====== INPUT RECORDS

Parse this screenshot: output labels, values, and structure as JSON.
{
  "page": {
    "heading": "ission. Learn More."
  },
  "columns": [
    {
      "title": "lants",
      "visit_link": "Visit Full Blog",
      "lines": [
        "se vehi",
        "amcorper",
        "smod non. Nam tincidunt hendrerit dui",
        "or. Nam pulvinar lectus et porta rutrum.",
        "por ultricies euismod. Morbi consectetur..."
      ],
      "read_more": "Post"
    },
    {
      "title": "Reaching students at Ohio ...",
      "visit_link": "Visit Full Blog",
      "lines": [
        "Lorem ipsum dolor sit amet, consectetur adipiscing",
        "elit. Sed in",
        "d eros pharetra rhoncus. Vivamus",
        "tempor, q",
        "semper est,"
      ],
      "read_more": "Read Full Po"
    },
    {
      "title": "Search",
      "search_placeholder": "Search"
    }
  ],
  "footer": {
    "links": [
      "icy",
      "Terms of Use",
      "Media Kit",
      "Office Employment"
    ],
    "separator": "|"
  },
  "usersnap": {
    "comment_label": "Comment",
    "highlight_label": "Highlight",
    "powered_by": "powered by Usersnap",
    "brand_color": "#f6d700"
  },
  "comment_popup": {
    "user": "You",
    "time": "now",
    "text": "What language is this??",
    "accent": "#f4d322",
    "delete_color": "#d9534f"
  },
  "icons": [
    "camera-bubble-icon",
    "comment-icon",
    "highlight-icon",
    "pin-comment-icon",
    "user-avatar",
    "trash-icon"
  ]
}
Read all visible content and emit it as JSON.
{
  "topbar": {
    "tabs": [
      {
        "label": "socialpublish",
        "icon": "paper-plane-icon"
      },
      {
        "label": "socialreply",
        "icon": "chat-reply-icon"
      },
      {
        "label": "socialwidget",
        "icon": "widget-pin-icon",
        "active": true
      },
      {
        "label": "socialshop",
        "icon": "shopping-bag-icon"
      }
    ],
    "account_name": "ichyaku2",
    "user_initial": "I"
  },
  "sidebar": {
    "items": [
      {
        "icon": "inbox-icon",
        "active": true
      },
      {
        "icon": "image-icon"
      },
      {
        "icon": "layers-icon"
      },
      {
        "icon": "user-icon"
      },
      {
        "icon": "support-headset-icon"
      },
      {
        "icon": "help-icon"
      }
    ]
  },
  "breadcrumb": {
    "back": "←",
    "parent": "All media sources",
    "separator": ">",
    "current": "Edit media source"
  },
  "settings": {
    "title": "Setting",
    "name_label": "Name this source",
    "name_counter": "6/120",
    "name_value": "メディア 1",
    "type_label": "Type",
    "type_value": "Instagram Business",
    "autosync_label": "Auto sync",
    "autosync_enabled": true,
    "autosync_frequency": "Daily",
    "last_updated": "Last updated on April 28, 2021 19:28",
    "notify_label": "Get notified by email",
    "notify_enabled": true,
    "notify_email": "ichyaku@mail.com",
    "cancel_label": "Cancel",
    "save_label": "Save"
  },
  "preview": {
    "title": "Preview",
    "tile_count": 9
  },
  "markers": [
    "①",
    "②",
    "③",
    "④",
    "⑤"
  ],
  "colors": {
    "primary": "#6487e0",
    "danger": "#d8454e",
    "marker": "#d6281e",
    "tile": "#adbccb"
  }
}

============

Each of the records should be retyped exactly.

FULL SOLUTION -
Parse this screenshot: output labels, values, and structure as JSON.
{
  "page": {
    "heading": "ission. Learn More."
  },
  "columns": [
    {
      "title": "lants",
      "visit_link": "Visit Full Blog",
      "lines": [
        "se vehi",
        "amcorper",
        "smod non. Nam tincidunt hendrerit dui",
        "or. Nam pulvinar lectus et porta rutrum.",
        "por ultricies euismod. Morbi consectetur..."
      ],
      "read_more": "Post"
    },
    {
      "title": "Reaching students at Ohio ...",
      "visit_link": "Visit Full Blog",
      "lines": [
        "Lorem ipsum dolor sit amet, consectetur adipiscing",
        "elit. Sed in",
        "d eros pharetra rhoncus. Vivamus",
        "tempor, q",
        "semper est,"
      ],
      "read_more": "Read Full Po"
    },
    {
      "title": "Search",
      "search_placeholder": "Search"
    }
  ],
  "footer": {
    "links": [
      "icy",
      "Terms of Use",
      "Media Kit",
      "Office Employment"
    ],
    "separator": "|"
  },
  "usersnap": {
    "comment_label": "Comment",
    "highlight_label": "Highlight",
    "powered_by": "powered by Usersnap",
    "brand_color": "#f6d700"
  },
  "comment_popup": {
    "user": "You",
    "time": "now",
    "text": "What language is this??",
    "accent": "#f4d322",
    "delete_color": "#d9534f"
  },
  "icons": [
    "camera-bubble-icon",
    "comment-icon",
    "highlight-icon",
    "pin-comment-icon",
    "user-avatar",
    "trash-icon"
  ]
}
Read all visible content and emit it as JSON.
{
  "topbar": {
    "tabs": [
      {
        "label": "socialpublish",
        "icon": "paper-plane-icon"
      },
      {
        "label": "socialreply",
        "icon": "chat-reply-icon"
      },
      {
        "label": "socialwidget",
        "icon": "widget-pin-icon",
        "active": true
      },
      {
        "label": "socialshop",
        "icon": "shopping-bag-icon"
      }
    ],
    "account_name": "ichyaku2",
    "user_initial": "I"
  },
  "sidebar": {
    "items": [
      {
        "icon": "inbox-icon",
        "active": true
      },
      {
        "icon": "image-icon"
      },
      {
        "icon": "layers-icon"
      },
      {
        "icon": "user-icon"
      },
      {
        "icon": "support-headset-icon"
      },
      {
        "icon": "help-icon"
      }
    ]
  },
  "breadcrumb": {
    "back": "←",
    "parent": "All media sources",
    "separator": ">",
    "current": "Edit media source"
  },
  "settings": {
    "title": "Setting",
    "name_label": "Name this source",
    "name_counter": "6/120",
    "name_value": "メディア 1",
    "type_label": "Type",
    "type_value": "Instagram Business",
    "autosync_label": "Auto sync",
    "autosync_enabled": true,
    "autosync_frequency": "Daily",
    "last_updated": "Last updated on April 28, 2021 19:28",
    "notify_label": "Get notified by email",
    "notify_enabled": true,
    "notify_email": "ichyaku@mail.com",
    "cancel_label": "Cancel",
    "save_label": "Save"
  },
  "preview": {
    "title": "Preview",
    "tile_count": 9
  },
  "markers": [
    "①",
    "②",
    "③",
    "④",
    "⑤"
  ],
  "colors": {
    "primary": "#6487e0",
    "danger": "#d8454e",
    "marker": "#d6281e",
    "tile": "#adbccb"
  }
}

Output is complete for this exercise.